→ **Work to do**: Pictures in the data below are not part of the copy; transcribe everything else exactly.

→ **Dataset content**:

◇ ◇ ◇

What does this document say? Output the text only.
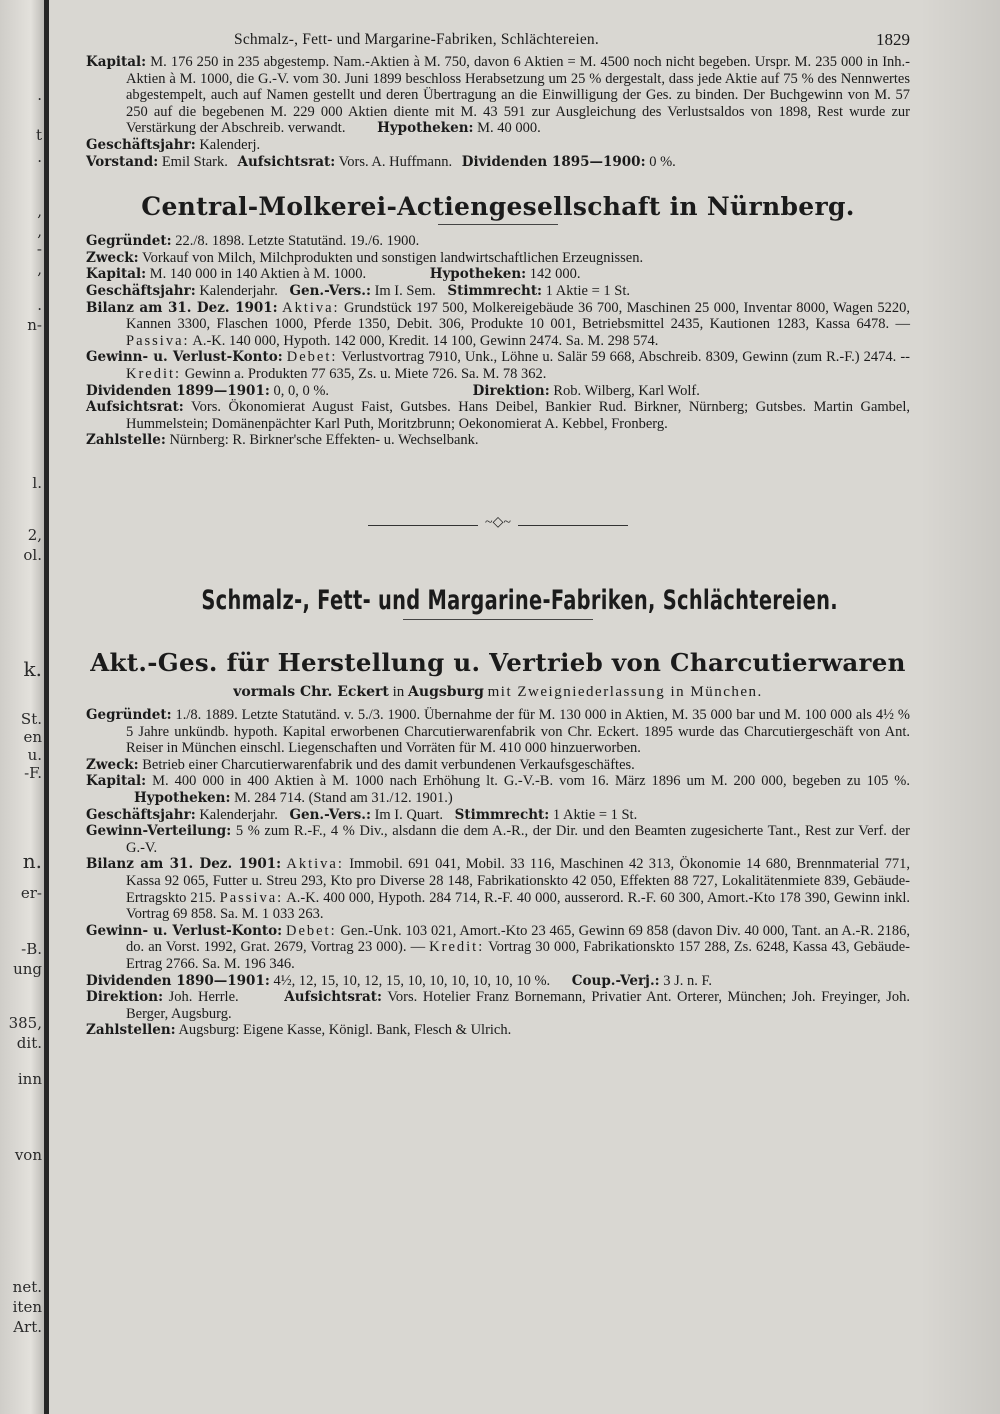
.
t
.
,
,
-
,
.
n-
l.
2,
ol.
k.
St.
en
u.
-F.
n.
er-
-B.
ung
385,
dit.
inn
von
net.
iten
Art.
Schmalz-, Fett- und Margarine-Fabriken, Schlächtereien.	1829

Kapital: M. 176 250 in 235 abgestemp. Nam.-Aktien à M. 750, davon 6 Aktien = M. 4500 noch nicht begeben. Urspr. M. 235 000 in Inh.-Aktien à M. 1000, die G.-V. vom 30. Juni 1899 beschloss Herabsetzung um 25 % dergestalt, dass jede Aktie auf 75 % des Nennwertes abgestempelt, auch auf Namen gestellt und deren Übertragung an die Einwilligung der Ges. zu binden. Der Buchgewinn von M. 57 250 auf die begebenen M. 229 000 Aktien diente mit M. 43 591 zur Ausgleichung des Verlustsaldos von 1898, Rest wurde zur Verstärkung der Abschreib. verwandt. Hypotheken: M. 40 000.

Geschäftsjahr: Kalenderj.

Vorstand: Emil Stark. Aufsichtsrat: Vors. A. Huffmann. Dividenden 1895—1900: 0 %.

Central-Molkerei-Actiengesellschaft in Nürnberg.

Gegründet: 22./8. 1898. Letzte Statutänd. 19./6. 1900.

Zweck: Vorkauf von Milch, Milchprodukten und sonstigen landwirtschaftlichen Erzeugnissen.

Kapital: M. 140 000 in 140 Aktien à M. 1000.	Hypotheken: 142 000.

Geschäftsjahr: Kalenderjahr. Gen.-Vers.: Im I. Sem. Stimmrecht: 1 Aktie = 1 St.

Bilanz am 31. Dez. 1901: Aktiva: Grundstück 197 500, Molkereigebäude 36 700, Maschinen 25 000, Inventar 8000, Wagen 5220, Kannen 3300, Flaschen 1000, Pferde 1350, Debit. 306, Produkte 10 001, Betriebsmittel 2435, Kautionen 1283, Kassa 6478. — Passiva: A.-K. 140 000, Hypoth. 142 000, Kredit. 14 100, Gewinn 2474. Sa. M. 298 574.

Gewinn- u. Verlust-Konto: Debet: Verlustvortrag 7910, Unk., Löhne u. Salär 59 668, Abschreib. 8309, Gewinn (zum R.-F.) 2474. -- Kredit: Gewinn a. Produkten 77 635, Zs. u. Miete 726. Sa. M. 78 362.

Dividenden 1899—1901: 0, 0, 0 %.	Direktion: Rob. Wilberg, Karl Wolf.

Aufsichtsrat: Vors. Ökonomierat August Faist, Gutsbes. Hans Deibel, Bankier Rud. Birkner, Nürnberg; Gutsbes. Martin Gambel, Hummelstein; Domänenpächter Karl Puth, Moritzbrunn; Oekonomierat A. Kebbel, Fronberg.

Zahlstelle: Nürnberg: R. Birkner'sche Effekten- u. Wechselbank.

~◇~
Schmalz-, Fett- und Margarine-Fabriken, Schlächtereien.
Akt.-Ges. für Herstellung u. Vertrieb von Charcutierwaren

vormals Chr. Eckert in Augsburg mit Zweigniederlassung in München.

Gegründet: 1./8. 1889. Letzte Statutänd. v. 5./3. 1900. Übernahme der für M. 130 000 in Aktien, M. 35 000 bar und M. 100 000 als 4½ % 5 Jahre unkündb. hypoth. Kapital erworbenen Charcutierwarenfabrik von Chr. Eckert. 1895 wurde das Charcutiergeschäft von Ant. Reiser in München einschl. Liegenschaften und Vorräten für M. 410 000 hinzuerworben.

Zweck: Betrieb einer Charcutierwarenfabrik und des damit verbundenen Verkaufsgeschäftes.

Kapital: M. 400 000 in 400 Aktien à M. 1000 nach Erhöhung lt. G.-V.-B. vom 16. März 1896 um M. 200 000, begeben zu 105 %. Hypotheken: M. 284 714. (Stand am 31./12. 1901.)

Geschäftsjahr: Kalenderjahr. Gen.-Vers.: Im I. Quart. Stimmrecht: 1 Aktie = 1 St.

Gewinn-Verteilung: 5 % zum R.-F., 4 % Div., alsdann die dem A.-R., der Dir. und den Beamten zugesicherte Tant., Rest zur Verf. der G.-V.

Bilanz am 31. Dez. 1901: Aktiva: Immobil. 691 041, Mobil. 33 116, Maschinen 42 313, Ökonomie 14 680, Brennmaterial 771, Kassa 92 065, Futter u. Streu 293, Kto pro Diverse 28 148, Fabrikationskto 42 050, Effekten 88 727, Lokalitätenmiete 839, Gebäude-Ertragskto 215. Passiva: A.-K. 400 000, Hypoth. 284 714, R.-F. 40 000, ausserord. R.-F. 60 300, Amort.-Kto 178 390, Gewinn inkl. Vortrag 69 858. Sa. M. 1 033 263.

Gewinn- u. Verlust-Konto: Debet: Gen.-Unk. 103 021, Amort.-Kto 23 465, Gewinn 69 858 (davon Div. 40 000, Tant. an A.-R. 2186, do. an Vorst. 1992, Grat. 2679, Vortrag 23 000). — Kredit: Vortrag 30 000, Fabrikationskto 157 288, Zs. 6248, Kassa 43, Gebäude-Ertrag 2766. Sa. M. 196 346.

Dividenden 1890—1901: 4½, 12, 15, 10, 12, 15, 10, 10, 10, 10, 10, 10 %. Coup.-Verj.: 3 J. n. F.

Direktion: Joh. Herrle.	Aufsichtsrat: Vors. Hotelier Franz Bornemann, Privatier Ant. Orterer, München; Joh. Freyinger, Joh. Berger, Augsburg.

Zahlstellen: Augsburg: Eigene Kasse, Königl. Bank, Flesch & Ulrich.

◇ ◇ ◇

→ **Problem solution**:
What does this document say? Output the text only.
.
t
.
,
,
-
,
.
n-
l.
2,
ol.
k.
St.
en
u.
-F.
n.
er-
-B.
ung
385,
dit.
inn
von
net.
iten
Art.
Schmalz-, Fett- und Margarine-Fabriken, Schlächtereien.	1829

Kapital: M. 176 250 in 235 abgestemp. Nam.-Aktien à M. 750, davon 6 Aktien = M. 4500 noch nicht begeben. Urspr. M. 235 000 in Inh.-Aktien à M. 1000, die G.-V. vom 30. Juni 1899 beschloss Herabsetzung um 25 % dergestalt, dass jede Aktie auf 75 % des Nennwertes abgestempelt, auch auf Namen gestellt und deren Übertragung an die Einwilligung der Ges. zu binden. Der Buchgewinn von M. 57 250 auf die begebenen M. 229 000 Aktien diente mit M. 43 591 zur Ausgleichung des Verlustsaldos von 1898, Rest wurde zur Verstärkung der Abschreib. verwandt. Hypotheken: M. 40 000.

Geschäftsjahr: Kalenderj.

Vorstand: Emil Stark. Aufsichtsrat: Vors. A. Huffmann. Dividenden 1895—1900: 0 %.

Central-Molkerei-Actiengesellschaft in Nürnberg.

Gegründet: 22./8. 1898. Letzte Statutänd. 19./6. 1900.

Zweck: Vorkauf von Milch, Milchprodukten und sonstigen landwirtschaftlichen Erzeugnissen.

Kapital: M. 140 000 in 140 Aktien à M. 1000.	Hypotheken: 142 000.

Geschäftsjahr: Kalenderjahr. Gen.-Vers.: Im I. Sem. Stimmrecht: 1 Aktie = 1 St.

Bilanz am 31. Dez. 1901: Aktiva: Grundstück 197 500, Molkereigebäude 36 700, Maschinen 25 000, Inventar 8000, Wagen 5220, Kannen 3300, Flaschen 1000, Pferde 1350, Debit. 306, Produkte 10 001, Betriebsmittel 2435, Kautionen 1283, Kassa 6478. — Passiva: A.-K. 140 000, Hypoth. 142 000, Kredit. 14 100, Gewinn 2474. Sa. M. 298 574.

Gewinn- u. Verlust-Konto: Debet: Verlustvortrag 7910, Unk., Löhne u. Salär 59 668, Abschreib. 8309, Gewinn (zum R.-F.) 2474. -- Kredit: Gewinn a. Produkten 77 635, Zs. u. Miete 726. Sa. M. 78 362.

Dividenden 1899—1901: 0, 0, 0 %.	Direktion: Rob. Wilberg, Karl Wolf.

Aufsichtsrat: Vors. Ökonomierat August Faist, Gutsbes. Hans Deibel, Bankier Rud. Birkner, Nürnberg; Gutsbes. Martin Gambel, Hummelstein; Domänenpächter Karl Puth, Moritzbrunn; Oekonomierat A. Kebbel, Fronberg.

Zahlstelle: Nürnberg: R. Birkner'sche Effekten- u. Wechselbank.

~◇~
Schmalz-, Fett- und Margarine-Fabriken, Schlächtereien.
Akt.-Ges. für Herstellung u. Vertrieb von Charcutierwaren

vormals Chr. Eckert in Augsburg mit Zweigniederlassung in München.

Gegründet: 1./8. 1889. Letzte Statutänd. v. 5./3. 1900. Übernahme der für M. 130 000 in Aktien, M. 35 000 bar und M. 100 000 als 4½ % 5 Jahre unkündb. hypoth. Kapital erworbenen Charcutierwarenfabrik von Chr. Eckert. 1895 wurde das Charcutiergeschäft von Ant. Reiser in München einschl. Liegenschaften und Vorräten für M. 410 000 hinzuerworben.

Zweck: Betrieb einer Charcutierwarenfabrik und des damit verbundenen Verkaufsgeschäftes.

Kapital: M. 400 000 in 400 Aktien à M. 1000 nach Erhöhung lt. G.-V.-B. vom 16. März 1896 um M. 200 000, begeben zu 105 %. Hypotheken: M. 284 714. (Stand am 31./12. 1901.)

Geschäftsjahr: Kalenderjahr. Gen.-Vers.: Im I. Quart. Stimmrecht: 1 Aktie = 1 St.

Gewinn-Verteilung: 5 % zum R.-F., 4 % Div., alsdann die dem A.-R., der Dir. und den Beamten zugesicherte Tant., Rest zur Verf. der G.-V.

Bilanz am 31. Dez. 1901: Aktiva: Immobil. 691 041, Mobil. 33 116, Maschinen 42 313, Ökonomie 14 680, Brennmaterial 771, Kassa 92 065, Futter u. Streu 293, Kto pro Diverse 28 148, Fabrikationskto 42 050, Effekten 88 727, Lokalitätenmiete 839, Gebäude-Ertragskto 215. Passiva: A.-K. 400 000, Hypoth. 284 714, R.-F. 40 000, ausserord. R.-F. 60 300, Amort.-Kto 178 390, Gewinn inkl. Vortrag 69 858. Sa. M. 1 033 263.

Gewinn- u. Verlust-Konto: Debet: Gen.-Unk. 103 021, Amort.-Kto 23 465, Gewinn 69 858 (davon Div. 40 000, Tant. an A.-R. 2186, do. an Vorst. 1992, Grat. 2679, Vortrag 23 000). — Kredit: Vortrag 30 000, Fabrikationskto 157 288, Zs. 6248, Kassa 43, Gebäude-Ertrag 2766. Sa. M. 196 346.

Dividenden 1890—1901: 4½, 12, 15, 10, 12, 15, 10, 10, 10, 10, 10, 10 %. Coup.-Verj.: 3 J. n. F.

Direktion: Joh. Herrle.	Aufsichtsrat: Vors. Hotelier Franz Bornemann, Privatier Ant. Orterer, München; Joh. Freyinger, Joh. Berger, Augsburg.

Zahlstellen: Augsburg: Eigene Kasse, Königl. Bank, Flesch & Ulrich.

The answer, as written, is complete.